§ EXERCISE PROMPT
Pick out each line containing the string "Elevations" and copy it.

Start of DATA FOR THIS TASK

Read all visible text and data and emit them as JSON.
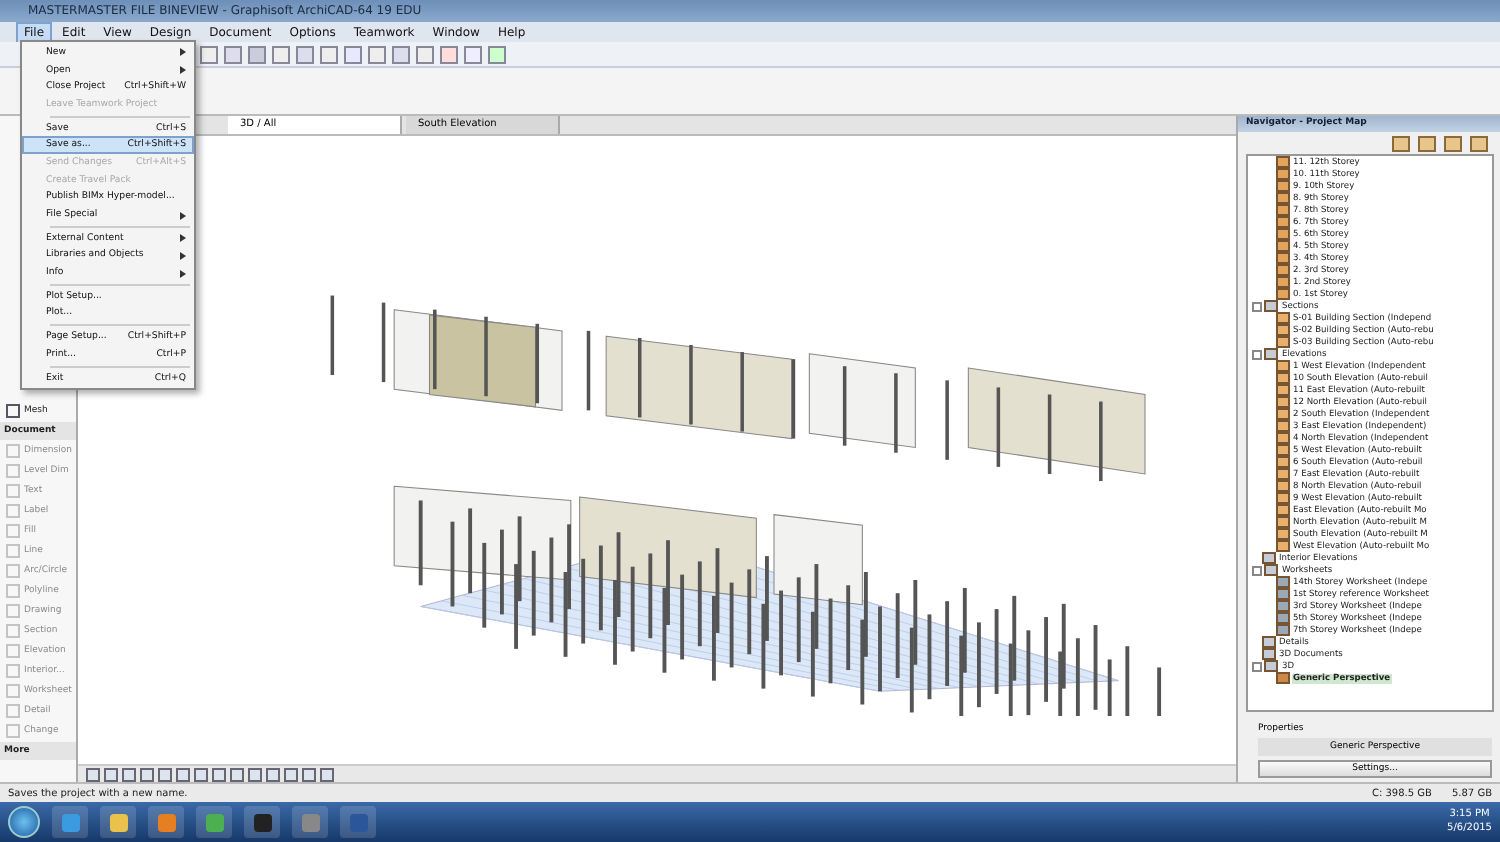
{
  "window": {
    "title": "MASTERMASTER FILE BINEVIEW - Graphisoft ArchiCAD-64 19 EDU"
  },
  "menu_bar": [
    {
      "label": "File",
      "selected": true
    },
    {
      "label": "Edit",
      "selected": false
    },
    {
      "label": "View",
      "selected": false
    },
    {
      "label": "Design",
      "selected": false
    },
    {
      "label": "Document",
      "selected": false
    },
    {
      "label": "Options",
      "selected": false
    },
    {
      "label": "Teamwork",
      "selected": false
    },
    {
      "label": "Window",
      "selected": false
    },
    {
      "label": "Help",
      "selected": false
    }
  ],
  "file_menu": [
    {
      "kind": "item",
      "label": "New",
      "submenu": true,
      "disabled": false,
      "selected": false
    },
    {
      "kind": "item",
      "label": "Open",
      "submenu": true,
      "disabled": false,
      "selected": false
    },
    {
      "kind": "item",
      "label": "Close Project",
      "shortcut": "Ctrl+Shift+W",
      "submenu": false,
      "disabled": false,
      "selected": false
    },
    {
      "kind": "item",
      "label": "Leave Teamwork Project",
      "submenu": false,
      "disabled": true,
      "selected": false
    },
    {
      "kind": "separator"
    },
    {
      "kind": "item",
      "label": "Save",
      "shortcut": "Ctrl+S",
      "submenu": false,
      "disabled": false,
      "selected": false
    },
    {
      "kind": "item",
      "label": "Save as...",
      "shortcut": "Ctrl+Shift+S",
      "submenu": false,
      "disabled": false,
      "selected": true
    },
    {
      "kind": "item",
      "label": "Send Changes",
      "shortcut": "Ctrl+Alt+S",
      "submenu": false,
      "disabled": true,
      "selected": false
    },
    {
      "kind": "item",
      "label": "Create Travel Pack",
      "submenu": false,
      "disabled": true,
      "selected": false
    },
    {
      "kind": "item",
      "label": "Publish BIMx Hyper-model...",
      "submenu": false,
      "disabled": false,
      "selected": false
    },
    {
      "kind": "item",
      "label": "File Special",
      "submenu": true,
      "disabled": false,
      "selected": false
    },
    {
      "kind": "separator"
    },
    {
      "kind": "item",
      "label": "External Content",
      "submenu": true,
      "disabled": false,
      "selected": false
    },
    {
      "kind": "item",
      "label": "Libraries and Objects",
      "submenu": true,
      "disabled": false,
      "selected": false
    },
    {
      "kind": "item",
      "label": "Info",
      "submenu": true,
      "disabled": false,
      "selected": false
    },
    {
      "kind": "separator"
    },
    {
      "kind": "item",
      "label": "Plot Setup...",
      "submenu": false,
      "disabled": false,
      "selected": false
    },
    {
      "kind": "item",
      "label": "Plot...",
      "submenu": false,
      "disabled": false,
      "selected": false
    },
    {
      "kind": "separator"
    },
    {
      "kind": "item",
      "label": "Page Setup...",
      "shortcut": "Ctrl+Shift+P",
      "submenu": false,
      "disabled": false,
      "selected": false
    },
    {
      "kind": "item",
      "label": "Print...",
      "shortcut": "Ctrl+P",
      "submenu": false,
      "disabled": false,
      "selected": false
    },
    {
      "kind": "separator"
    },
    {
      "kind": "item",
      "label": "Exit",
      "shortcut": "Ctrl+Q",
      "submenu": false,
      "disabled": false,
      "selected": false
    }
  ],
  "toolbox": [
    {
      "kind": "tool",
      "label": "Mesh",
      "disabled": false
    },
    {
      "kind": "header",
      "label": "Document",
      "disabled": false
    },
    {
      "kind": "tool",
      "label": "Dimension",
      "disabled": true
    },
    {
      "kind": "tool",
      "label": "Level Dim",
      "disabled": true
    },
    {
      "kind": "tool",
      "label": "Text",
      "disabled": true
    },
    {
      "kind": "tool",
      "label": "Label",
      "disabled": true
    },
    {
      "kind": "tool",
      "label": "Fill",
      "disabled": true
    },
    {
      "kind": "tool",
      "label": "Line",
      "disabled": true
    },
    {
      "kind": "tool",
      "label": "Arc/Circle",
      "disabled": true
    },
    {
      "kind": "tool",
      "label": "Polyline",
      "disabled": true
    },
    {
      "kind": "tool",
      "label": "Drawing",
      "disabled": true
    },
    {
      "kind": "tool",
      "label": "Section",
      "disabled": true
    },
    {
      "kind": "tool",
      "label": "Elevation",
      "disabled": true
    },
    {
      "kind": "tool",
      "label": "Interior...",
      "disabled": true
    },
    {
      "kind": "tool",
      "label": "Worksheet",
      "disabled": true
    },
    {
      "kind": "tool",
      "label": "Detail",
      "disabled": true
    },
    {
      "kind": "tool",
      "label": "Change",
      "disabled": true
    },
    {
      "kind": "header",
      "label": "More",
      "disabled": false
    }
  ],
  "view_tabs": [
    {
      "label": "3D / All",
      "selected": true
    },
    {
      "label": "South Elevation",
      "selected": false
    }
  ],
  "navigator": {
    "title": "Navigator - Project Map",
    "tree_top": [
      {
        "kind": "storey",
        "label": "11. 12th Storey"
      },
      {
        "kind": "storey",
        "label": "10. 11th Storey"
      },
      {
        "kind": "storey",
        "label": "9. 10th Storey"
      },
      {
        "kind": "storey",
        "label": "8. 9th Storey"
      },
      {
        "kind": "storey",
        "label": "7. 8th Storey"
      },
      {
        "kind": "storey",
        "label": "6. 7th Storey"
      },
      {
        "kind": "storey",
        "label": "5. 6th Storey"
      },
      {
        "kind": "storey",
        "label": "4. 5th Storey"
      },
      {
        "kind": "storey",
        "label": "3. 4th Storey"
      },
      {
        "kind": "storey",
        "label": "2. 3rd Storey"
      },
      {
        "kind": "storey",
        "label": "1. 2nd Storey"
      },
      {
        "kind": "storey",
        "label": "0. 1st Storey"
      }
    ],
    "tree": [
      {
        "kind": "folder",
        "label": "Sections",
        "selected": false,
        "children": [
          {
            "kind": "view",
            "label": "S-01 Building Section (Independ",
            "selected": false
          },
          {
            "kind": "view",
            "label": "S-02 Building Section (Auto-rebu",
            "selected": false
          },
          {
            "kind": "view",
            "label": "S-03 Building Section (Auto-rebu",
            "selected": false
          }
        ]
      },
      {
        "kind": "folder",
        "label": "Elevations",
        "selected": false,
        "children": [
          {
            "kind": "view",
            "label": "1 West Elevation (Independent",
            "selected": false
          },
          {
            "kind": "view",
            "label": "10 South Elevation (Auto-rebuil",
            "selected": false
          },
          {
            "kind": "view",
            "label": "11 East Elevation (Auto-rebuilt",
            "selected": false
          },
          {
            "kind": "view",
            "label": "12 North Elevation (Auto-rebuil",
            "selected": false
          },
          {
            "kind": "view",
            "label": "2 South Elevation (Independent",
            "selected": false
          },
          {
            "kind": "view",
            "label": "3 East Elevation (Independent)",
            "selected": false
          },
          {
            "kind": "view",
            "label": "4 North Elevation (Independent",
            "selected": false
          },
          {
            "kind": "view",
            "label": "5 West Elevation (Auto-rebuilt",
            "selected": false
          },
          {
            "kind": "view",
            "label": "6 South Elevation (Auto-rebuil",
            "selected": false
          },
          {
            "kind": "view",
            "label": "7 East Elevation (Auto-rebuilt",
            "selected": false
          },
          {
            "kind": "view",
            "label": "8 North Elevation (Auto-rebuil",
            "selected": false
          },
          {
            "kind": "view",
            "label": "9 West Elevation (Auto-rebuilt",
            "selected": false
          },
          {
            "kind": "view",
            "label": "East Elevation (Auto-rebuilt Mo",
            "selected": false
          },
          {
            "kind": "view",
            "label": "North Elevation (Auto-rebuilt M",
            "selected": false
          },
          {
            "kind": "view",
            "label": "South Elevation (Auto-rebuilt M",
            "selected": false
          },
          {
            "kind": "view",
            "label": "West Elevation (Auto-rebuilt Mo",
            "selected": false
          }
        ]
      },
      {
        "kind": "folder",
        "label": "Interior Elevations",
        "selected": false
      },
      {
        "kind": "folder",
        "label": "Worksheets",
        "selected": false,
        "children": [
          {
            "kind": "sheet",
            "label": "14th Storey Worksheet (Indepe",
            "selected": false
          },
          {
            "kind": "sheet",
            "label": "1st Storey reference Worksheet",
            "selected": false
          },
          {
            "kind": "sheet",
            "label": "3rd Storey Worksheet (Indepe",
            "selected": false
          },
          {
            "kind": "sheet",
            "label": "5th Storey Worksheet (Indepe",
            "selected": false
          },
          {
            "kind": "sheet",
            "label": "7th Storey Worksheet (Indepe",
            "selected": false
          }
        ]
      },
      {
        "kind": "folder",
        "label": "Details",
        "selected": false
      },
      {
        "kind": "folder",
        "label": "3D Documents",
        "selected": false
      },
      {
        "kind": "folder",
        "label": "3D",
        "selected": false,
        "children": [
          {
            "kind": "camera",
            "label": "Generic Perspective",
            "selected": true
          }
        ]
      }
    ],
    "properties_label": "Properties",
    "properties_value": "Generic Perspective",
    "settings_button": "Settings..."
  },
  "status_bar": {
    "message": "Saves the project with a new name.",
    "disk_free": "C: 398.5 GB",
    "memory": "5.87 GB"
  },
  "taskbar": {
    "time": "3:15 PM",
    "date": "5/6/2015"
  }
}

End of DATA FOR THIS TASK

§ WRITTEN RESPONSE
        "label": "Elevations",
        "label": "Interior Elevations",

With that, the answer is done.